■ AIM OF THE EXERCISE:
Isolate every line in the records below with "content" in it.

Some records
☆ ☆ ☆ ☆

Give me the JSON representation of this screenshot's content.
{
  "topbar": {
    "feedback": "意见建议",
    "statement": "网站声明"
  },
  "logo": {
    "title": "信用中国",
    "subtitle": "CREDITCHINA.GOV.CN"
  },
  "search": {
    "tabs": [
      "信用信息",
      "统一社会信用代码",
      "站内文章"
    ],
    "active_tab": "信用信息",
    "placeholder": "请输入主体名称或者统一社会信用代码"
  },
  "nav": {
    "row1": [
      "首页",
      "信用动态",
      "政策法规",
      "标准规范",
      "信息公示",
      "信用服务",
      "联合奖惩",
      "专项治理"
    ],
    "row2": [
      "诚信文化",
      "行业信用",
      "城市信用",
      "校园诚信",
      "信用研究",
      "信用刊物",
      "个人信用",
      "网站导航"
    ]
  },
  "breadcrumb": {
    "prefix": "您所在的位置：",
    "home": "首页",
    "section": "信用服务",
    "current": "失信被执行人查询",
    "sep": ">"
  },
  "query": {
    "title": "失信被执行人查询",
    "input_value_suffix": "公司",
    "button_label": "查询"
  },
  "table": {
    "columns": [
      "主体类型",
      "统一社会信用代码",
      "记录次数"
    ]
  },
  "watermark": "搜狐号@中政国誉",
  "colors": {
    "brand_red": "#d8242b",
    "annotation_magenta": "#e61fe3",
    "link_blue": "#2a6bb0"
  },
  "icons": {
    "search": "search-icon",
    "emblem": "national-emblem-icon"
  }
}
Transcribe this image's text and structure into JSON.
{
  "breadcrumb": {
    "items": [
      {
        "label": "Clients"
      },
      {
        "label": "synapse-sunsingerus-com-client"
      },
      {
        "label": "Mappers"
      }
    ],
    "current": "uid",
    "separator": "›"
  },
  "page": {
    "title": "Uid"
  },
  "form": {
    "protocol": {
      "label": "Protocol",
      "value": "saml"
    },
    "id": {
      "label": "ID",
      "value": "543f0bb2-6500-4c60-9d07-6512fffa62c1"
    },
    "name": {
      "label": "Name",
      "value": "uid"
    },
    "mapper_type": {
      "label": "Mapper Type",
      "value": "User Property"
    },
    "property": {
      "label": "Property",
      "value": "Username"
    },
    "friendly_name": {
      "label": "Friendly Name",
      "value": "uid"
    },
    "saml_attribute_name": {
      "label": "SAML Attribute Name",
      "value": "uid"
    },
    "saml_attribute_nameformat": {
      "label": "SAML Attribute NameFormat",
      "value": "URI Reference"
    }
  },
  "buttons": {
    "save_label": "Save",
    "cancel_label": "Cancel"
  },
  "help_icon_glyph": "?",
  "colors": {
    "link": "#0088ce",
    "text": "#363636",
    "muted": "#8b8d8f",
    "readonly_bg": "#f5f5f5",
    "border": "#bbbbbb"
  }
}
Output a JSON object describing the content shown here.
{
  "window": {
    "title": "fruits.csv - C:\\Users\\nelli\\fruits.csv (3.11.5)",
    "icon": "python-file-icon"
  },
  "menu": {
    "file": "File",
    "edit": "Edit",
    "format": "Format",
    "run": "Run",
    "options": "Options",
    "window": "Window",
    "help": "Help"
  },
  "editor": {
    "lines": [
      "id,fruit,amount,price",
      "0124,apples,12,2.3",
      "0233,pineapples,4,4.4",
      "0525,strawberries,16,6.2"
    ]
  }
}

☆ ☆ ☆ ☆

■ FINISHED EXERCISE:
Give me the JSON representation of this screenshot's content.
Output a JSON object describing the content shown here.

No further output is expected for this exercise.